- **DATA TO PROCESS**:
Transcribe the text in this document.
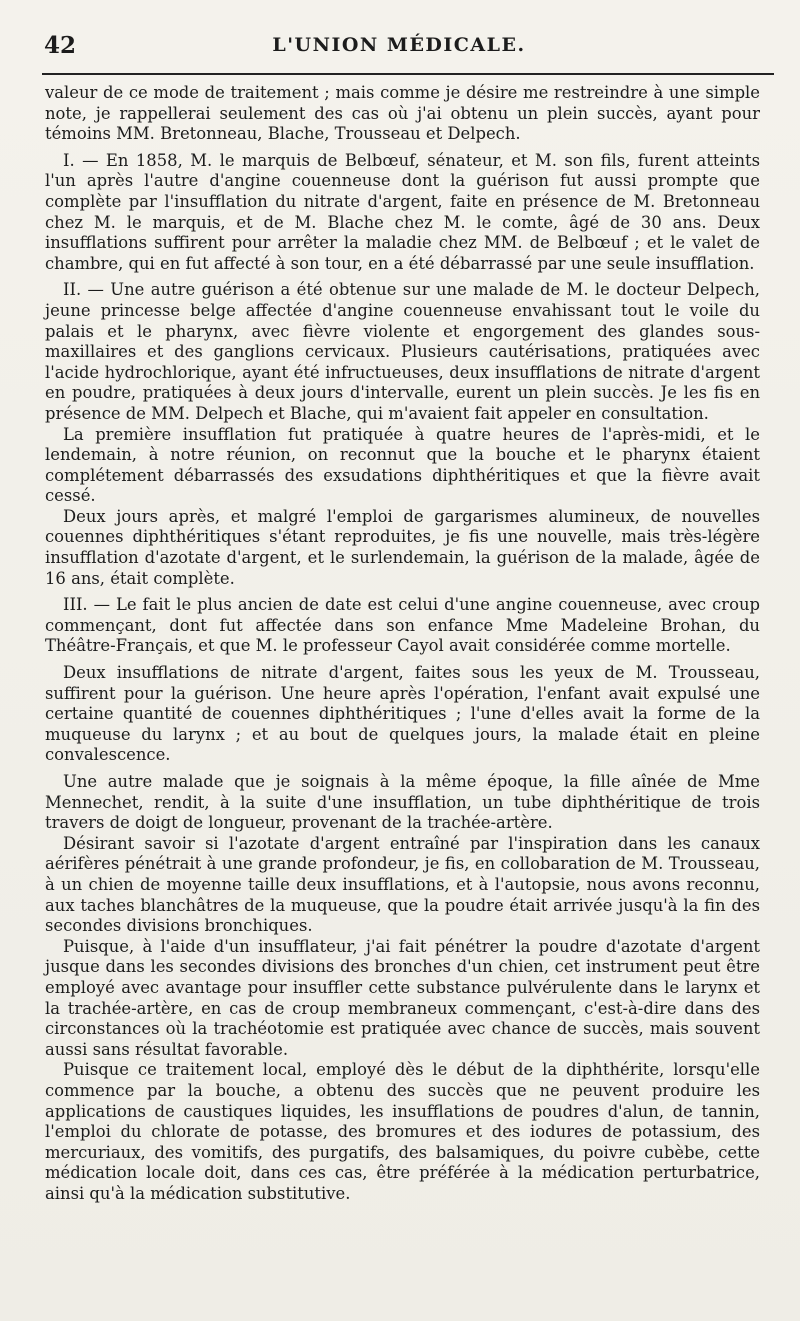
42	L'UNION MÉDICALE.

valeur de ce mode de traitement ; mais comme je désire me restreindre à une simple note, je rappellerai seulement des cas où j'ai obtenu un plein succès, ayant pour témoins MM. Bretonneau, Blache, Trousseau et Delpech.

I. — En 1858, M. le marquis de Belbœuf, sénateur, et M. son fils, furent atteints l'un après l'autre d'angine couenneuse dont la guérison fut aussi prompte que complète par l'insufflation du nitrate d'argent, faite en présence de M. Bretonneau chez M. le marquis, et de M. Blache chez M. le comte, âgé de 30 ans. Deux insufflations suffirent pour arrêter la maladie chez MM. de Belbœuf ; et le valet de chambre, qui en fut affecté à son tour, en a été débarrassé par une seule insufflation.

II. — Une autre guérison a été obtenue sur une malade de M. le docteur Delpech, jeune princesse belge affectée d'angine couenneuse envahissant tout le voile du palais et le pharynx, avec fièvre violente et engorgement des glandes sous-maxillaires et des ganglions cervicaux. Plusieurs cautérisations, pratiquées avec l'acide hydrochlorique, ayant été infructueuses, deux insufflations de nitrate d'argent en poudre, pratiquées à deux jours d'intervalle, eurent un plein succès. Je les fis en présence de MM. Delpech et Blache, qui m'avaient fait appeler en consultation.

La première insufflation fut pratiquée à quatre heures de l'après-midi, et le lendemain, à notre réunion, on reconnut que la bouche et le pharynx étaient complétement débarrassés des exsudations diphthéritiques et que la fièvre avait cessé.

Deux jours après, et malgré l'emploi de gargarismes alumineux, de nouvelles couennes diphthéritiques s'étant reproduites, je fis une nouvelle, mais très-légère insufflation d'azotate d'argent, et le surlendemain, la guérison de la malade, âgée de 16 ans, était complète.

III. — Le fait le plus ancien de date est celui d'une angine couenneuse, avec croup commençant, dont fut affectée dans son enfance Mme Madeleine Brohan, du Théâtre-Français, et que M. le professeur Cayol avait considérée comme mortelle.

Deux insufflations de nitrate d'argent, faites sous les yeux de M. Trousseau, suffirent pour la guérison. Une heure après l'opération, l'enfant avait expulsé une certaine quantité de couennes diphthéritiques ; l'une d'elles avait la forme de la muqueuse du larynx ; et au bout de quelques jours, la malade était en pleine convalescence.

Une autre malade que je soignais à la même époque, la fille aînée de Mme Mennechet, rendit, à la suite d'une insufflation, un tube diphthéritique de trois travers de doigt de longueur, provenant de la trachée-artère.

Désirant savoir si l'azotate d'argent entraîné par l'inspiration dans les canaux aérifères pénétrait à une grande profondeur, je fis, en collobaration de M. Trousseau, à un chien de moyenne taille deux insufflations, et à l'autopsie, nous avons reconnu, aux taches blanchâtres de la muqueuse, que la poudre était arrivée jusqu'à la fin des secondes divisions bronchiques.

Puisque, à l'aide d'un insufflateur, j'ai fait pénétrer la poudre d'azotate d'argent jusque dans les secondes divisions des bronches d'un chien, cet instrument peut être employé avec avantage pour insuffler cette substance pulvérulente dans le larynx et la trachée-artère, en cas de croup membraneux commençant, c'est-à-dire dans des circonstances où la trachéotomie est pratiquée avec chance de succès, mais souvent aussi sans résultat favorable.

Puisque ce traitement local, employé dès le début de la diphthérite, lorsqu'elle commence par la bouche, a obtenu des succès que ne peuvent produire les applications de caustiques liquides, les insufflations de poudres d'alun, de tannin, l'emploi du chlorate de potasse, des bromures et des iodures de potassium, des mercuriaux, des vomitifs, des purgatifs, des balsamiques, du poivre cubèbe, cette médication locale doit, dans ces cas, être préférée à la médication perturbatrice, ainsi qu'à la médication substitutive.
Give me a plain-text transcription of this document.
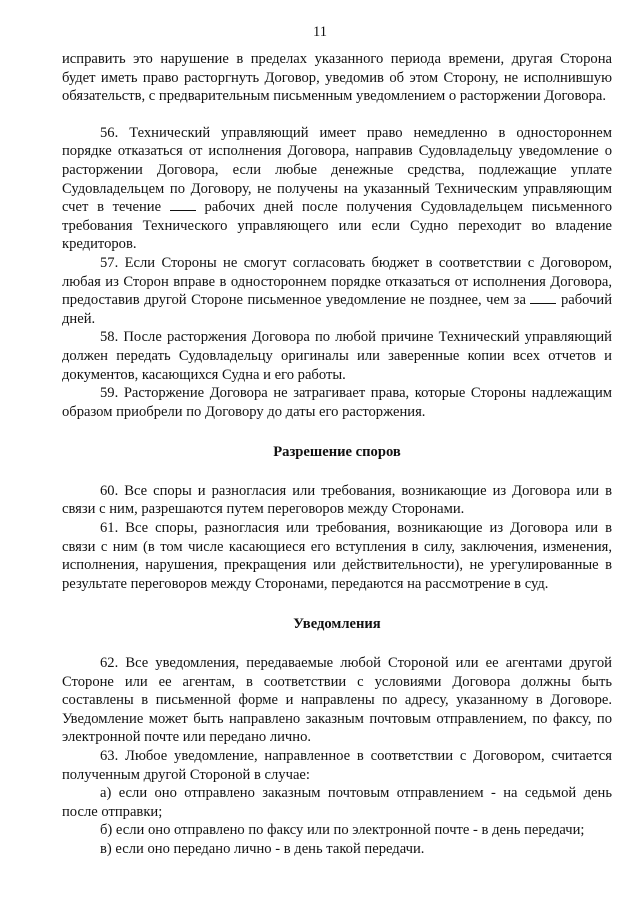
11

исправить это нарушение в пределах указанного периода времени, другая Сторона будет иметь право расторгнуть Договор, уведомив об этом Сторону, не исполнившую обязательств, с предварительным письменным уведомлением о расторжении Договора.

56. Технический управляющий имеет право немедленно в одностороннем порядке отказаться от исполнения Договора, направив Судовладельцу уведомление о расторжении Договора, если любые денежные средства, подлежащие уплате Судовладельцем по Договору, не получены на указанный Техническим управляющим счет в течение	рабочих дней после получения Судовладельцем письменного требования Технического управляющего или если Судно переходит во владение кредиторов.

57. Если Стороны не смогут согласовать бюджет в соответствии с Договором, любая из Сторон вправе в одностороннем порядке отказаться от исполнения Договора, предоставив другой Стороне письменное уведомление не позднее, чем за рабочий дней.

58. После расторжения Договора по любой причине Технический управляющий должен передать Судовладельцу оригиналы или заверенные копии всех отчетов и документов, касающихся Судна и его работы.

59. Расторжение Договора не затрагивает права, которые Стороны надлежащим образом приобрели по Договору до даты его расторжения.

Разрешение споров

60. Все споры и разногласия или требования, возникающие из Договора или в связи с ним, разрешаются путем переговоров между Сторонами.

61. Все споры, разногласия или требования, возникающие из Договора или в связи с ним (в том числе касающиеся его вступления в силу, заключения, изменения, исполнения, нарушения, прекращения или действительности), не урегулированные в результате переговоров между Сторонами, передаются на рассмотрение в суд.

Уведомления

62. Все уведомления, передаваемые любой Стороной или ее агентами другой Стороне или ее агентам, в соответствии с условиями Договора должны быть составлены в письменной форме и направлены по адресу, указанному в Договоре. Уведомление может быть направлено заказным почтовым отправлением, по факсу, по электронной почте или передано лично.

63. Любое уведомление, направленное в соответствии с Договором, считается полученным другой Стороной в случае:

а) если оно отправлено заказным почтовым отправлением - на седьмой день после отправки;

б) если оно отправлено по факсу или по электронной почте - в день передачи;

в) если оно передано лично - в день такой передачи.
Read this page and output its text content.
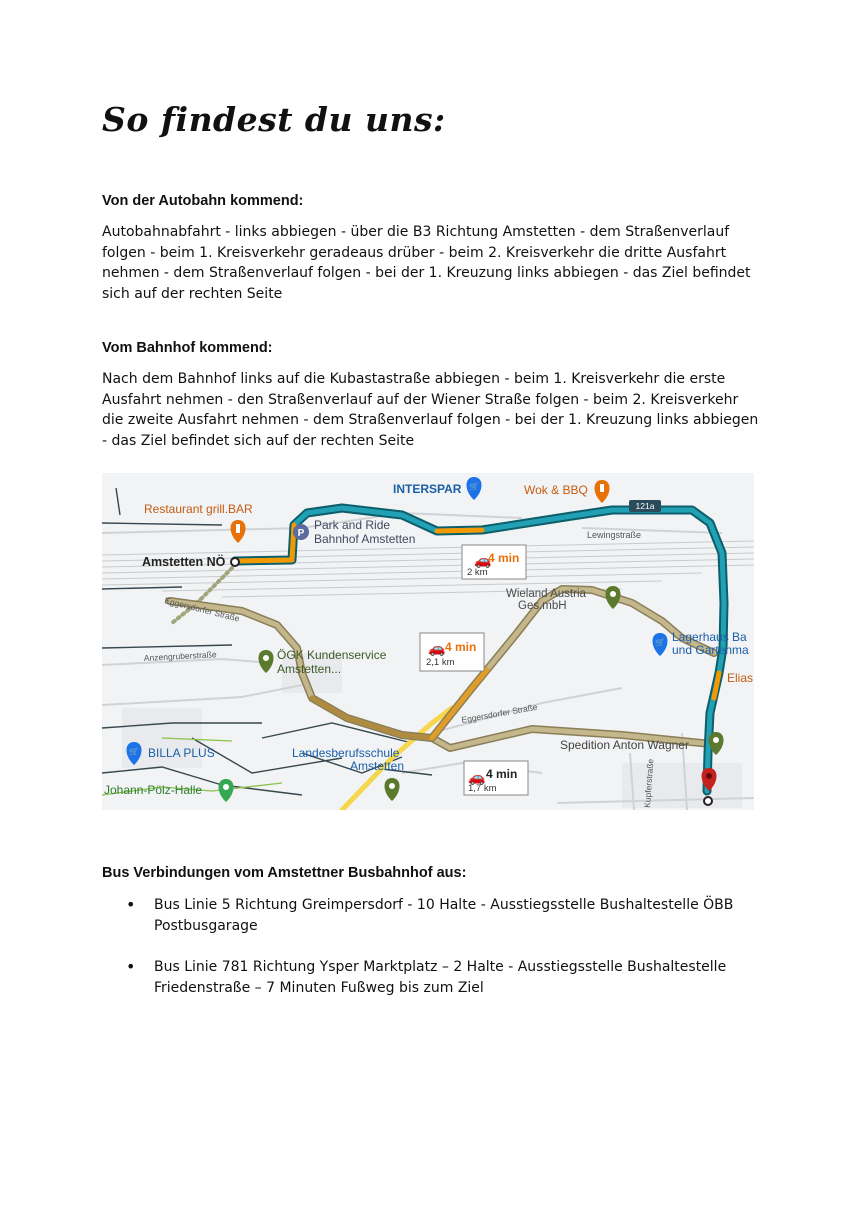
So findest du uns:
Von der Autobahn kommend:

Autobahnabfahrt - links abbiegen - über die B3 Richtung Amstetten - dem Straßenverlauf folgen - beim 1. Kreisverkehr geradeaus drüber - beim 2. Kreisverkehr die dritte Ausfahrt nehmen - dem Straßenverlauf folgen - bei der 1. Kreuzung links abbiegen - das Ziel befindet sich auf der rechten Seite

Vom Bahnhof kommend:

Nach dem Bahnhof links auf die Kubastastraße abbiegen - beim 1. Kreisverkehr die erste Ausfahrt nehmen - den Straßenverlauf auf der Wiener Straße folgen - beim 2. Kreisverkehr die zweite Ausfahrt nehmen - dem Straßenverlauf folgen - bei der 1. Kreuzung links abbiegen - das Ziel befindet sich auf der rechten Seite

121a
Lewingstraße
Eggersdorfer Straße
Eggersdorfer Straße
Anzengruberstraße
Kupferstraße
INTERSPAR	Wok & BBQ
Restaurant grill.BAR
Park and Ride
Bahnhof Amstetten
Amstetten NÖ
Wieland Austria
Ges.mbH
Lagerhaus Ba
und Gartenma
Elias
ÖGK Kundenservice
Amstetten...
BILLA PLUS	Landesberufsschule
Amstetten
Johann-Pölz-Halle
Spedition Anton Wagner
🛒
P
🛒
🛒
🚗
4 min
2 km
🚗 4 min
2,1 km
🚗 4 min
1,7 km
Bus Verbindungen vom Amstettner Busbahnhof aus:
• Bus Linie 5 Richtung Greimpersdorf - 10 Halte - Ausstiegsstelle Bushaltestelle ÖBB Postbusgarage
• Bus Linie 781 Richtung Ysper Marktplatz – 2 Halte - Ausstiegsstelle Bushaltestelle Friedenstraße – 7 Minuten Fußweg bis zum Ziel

- **EXERCISE BRIEF**: Every line above should be repeated exactly; pictures stay out of the copy.

- **CORRECT RESPONSE**:
Transcribe the text in this document.
42	L'UNION MÉDICALE.

valeur de ce mode de traitement ; mais comme je désire me restreindre à une simple note, je rappellerai seulement des cas où j'ai obtenu un plein succès, ayant pour témoins MM. Bretonneau, Blache, Trousseau et Delpech.

I. — En 1858, M. le marquis de Belbœuf, sénateur, et M. son fils, furent atteints l'un après l'autre d'angine couenneuse dont la guérison fut aussi prompte que complète par l'insufflation du nitrate d'argent, faite en présence de M. Bretonneau chez M. le marquis, et de M. Blache chez M. le comte, âgé de 30 ans. Deux insufflations suffirent pour arrêter la maladie chez MM. de Belbœuf ; et le valet de chambre, qui en fut affecté à son tour, en a été débarrassé par une seule insufflation.

II. — Une autre guérison a été obtenue sur une malade de M. le docteur Delpech, jeune princesse belge affectée d'angine couenneuse envahissant tout le voile du palais et le pharynx, avec fièvre violente et engorgement des glandes sous-maxillaires et des ganglions cervicaux. Plusieurs cautérisations, pratiquées avec l'acide hydrochlorique, ayant été infructueuses, deux insufflations de nitrate d'argent en poudre, pratiquées à deux jours d'intervalle, eurent un plein succès. Je les fis en présence de MM. Delpech et Blache, qui m'avaient fait appeler en consultation.

La première insufflation fut pratiquée à quatre heures de l'après-midi, et le lendemain, à notre réunion, on reconnut que la bouche et le pharynx étaient complétement débarrassés des exsudations diphthéritiques et que la fièvre avait cessé.

Deux jours après, et malgré l'emploi de gargarismes alumineux, de nouvelles couennes diphthéritiques s'étant reproduites, je fis une nouvelle, mais très-légère insufflation d'azotate d'argent, et le surlendemain, la guérison de la malade, âgée de 16 ans, était complète.

III. — Le fait le plus ancien de date est celui d'une angine couenneuse, avec croup commençant, dont fut affectée dans son enfance Mme Madeleine Brohan, du Théâtre-Français, et que M. le professeur Cayol avait considérée comme mortelle.

Deux insufflations de nitrate d'argent, faites sous les yeux de M. Trousseau, suffirent pour la guérison. Une heure après l'opération, l'enfant avait expulsé une certaine quantité de couennes diphthéritiques ; l'une d'elles avait la forme de la muqueuse du larynx ; et au bout de quelques jours, la malade était en pleine convalescence.

Une autre malade que je soignais à la même époque, la fille aînée de Mme Mennechet, rendit, à la suite d'une insufflation, un tube diphthéritique de trois travers de doigt de longueur, provenant de la trachée-artère.

Désirant savoir si l'azotate d'argent entraîné par l'inspiration dans les canaux aérifères pénétrait à une grande profondeur, je fis, en collobaration de M. Trousseau, à un chien de moyenne taille deux insufflations, et à l'autopsie, nous avons reconnu, aux taches blanchâtres de la muqueuse, que la poudre était arrivée jusqu'à la fin des secondes divisions bronchiques.

Puisque, à l'aide d'un insufflateur, j'ai fait pénétrer la poudre d'azotate d'argent jusque dans les secondes divisions des bronches d'un chien, cet instrument peut être employé avec avantage pour insuffler cette substance pulvérulente dans le larynx et la trachée-artère, en cas de croup membraneux commençant, c'est-à-dire dans des circonstances où la trachéotomie est pratiquée avec chance de succès, mais souvent aussi sans résultat favorable.

Puisque ce traitement local, employé dès le début de la diphthérite, lorsqu'elle commence par la bouche, a obtenu des succès que ne peuvent produire les applications de caustiques liquides, les insufflations de poudres d'alun, de tannin, l'emploi du chlorate de potasse, des bromures et des iodures de potassium, des mercuriaux, des vomitifs, des purgatifs, des balsamiques, du poivre cubèbe, cette médication locale doit, dans ces cas, être préférée à la médication perturbatrice, ainsi qu'à la médication substitutive.
Give me a plain-text transcription of this document.
11

исправить это нарушение в пределах указанного периода времени, другая Сторона будет иметь право расторгнуть Договор, уведомив об этом Сторону, не исполнившую обязательств, с предварительным письменным уведомлением о расторжении Договора.

56. Технический управляющий имеет право немедленно в одностороннем порядке отказаться от исполнения Договора, направив Судовладельцу уведомление о расторжении Договора, если любые денежные средства, подлежащие уплате Судовладельцем по Договору, не получены на указанный Техническим управляющим счет в течение	рабочих дней после получения Судовладельцем письменного требования Технического управляющего или если Судно переходит во владение кредиторов.

57. Если Стороны не смогут согласовать бюджет в соответствии с Договором, любая из Сторон вправе в одностороннем порядке отказаться от исполнения Договора, предоставив другой Стороне письменное уведомление не позднее, чем за рабочий дней.

58. После расторжения Договора по любой причине Технический управляющий должен передать Судовладельцу оригиналы или заверенные копии всех отчетов и документов, касающихся Судна и его работы.

59. Расторжение Договора не затрагивает права, которые Стороны надлежащим образом приобрели по Договору до даты его расторжения.

Разрешение споров

60. Все споры и разногласия или требования, возникающие из Договора или в связи с ним, разрешаются путем переговоров между Сторонами.

61. Все споры, разногласия или требования, возникающие из Договора или в связи с ним (в том числе касающиеся его вступления в силу, заключения, изменения, исполнения, нарушения, прекращения или действительности), не урегулированные в результате переговоров между Сторонами, передаются на рассмотрение в суд.

Уведомления

62. Все уведомления, передаваемые любой Стороной или ее агентами другой Стороне или ее агентам, в соответствии с условиями Договора должны быть составлены в письменной форме и направлены по адресу, указанному в Договоре. Уведомление может быть направлено заказным почтовым отправлением, по факсу, по электронной почте или передано лично.

63. Любое уведомление, направленное в соответствии с Договором, считается полученным другой Стороной в случае:

а) если оно отправлено заказным почтовым отправлением - на седьмой день после отправки;

б) если оно отправлено по факсу или по электронной почте - в день передачи;

в) если оно передано лично - в день такой передачи.
Read this page and output its text content.
So findest du uns:
Von der Autobahn kommend:

Autobahnabfahrt - links abbiegen - über die B3 Richtung Amstetten - dem Straßenverlauf folgen - beim 1. Kreisverkehr geradeaus drüber - beim 2. Kreisverkehr die dritte Ausfahrt nehmen - dem Straßenverlauf folgen - bei der 1. Kreuzung links abbiegen - das Ziel befindet sich auf der rechten Seite

Vom Bahnhof kommend:

Nach dem Bahnhof links auf die Kubastastraße abbiegen - beim 1. Kreisverkehr die erste Ausfahrt nehmen - den Straßenverlauf auf der Wiener Straße folgen - beim 2. Kreisverkehr die zweite Ausfahrt nehmen - dem Straßenverlauf folgen - bei der 1. Kreuzung links abbiegen - das Ziel befindet sich auf der rechten Seite

121a
Lewingstraße
Eggersdorfer Straße
Eggersdorfer Straße
Anzengruberstraße
Kupferstraße
INTERSPAR	Wok & BBQ
Restaurant grill.BAR
Park and Ride
Bahnhof Amstetten
Amstetten NÖ
Wieland Austria
Ges.mbH
Lagerhaus Ba
und Gartenma
Elias
ÖGK Kundenservice
Amstetten...
BILLA PLUS	Landesberufsschule
Amstetten
Johann-Pölz-Halle
Spedition Anton Wagner
🛒
P
🛒
🛒
🚗
4 min
2 km
🚗 4 min
2,1 km
🚗 4 min
1,7 km
Bus Verbindungen vom Amstettner Busbahnhof aus:
• Bus Linie 5 Richtung Greimpersdorf - 10 Halte - Ausstiegsstelle Bushaltestelle ÖBB Postbusgarage
• Bus Linie 781 Richtung Ysper Marktplatz – 2 Halte - Ausstiegsstelle Bushaltestelle Friedenstraße – 7 Minuten Fußweg bis zum Ziel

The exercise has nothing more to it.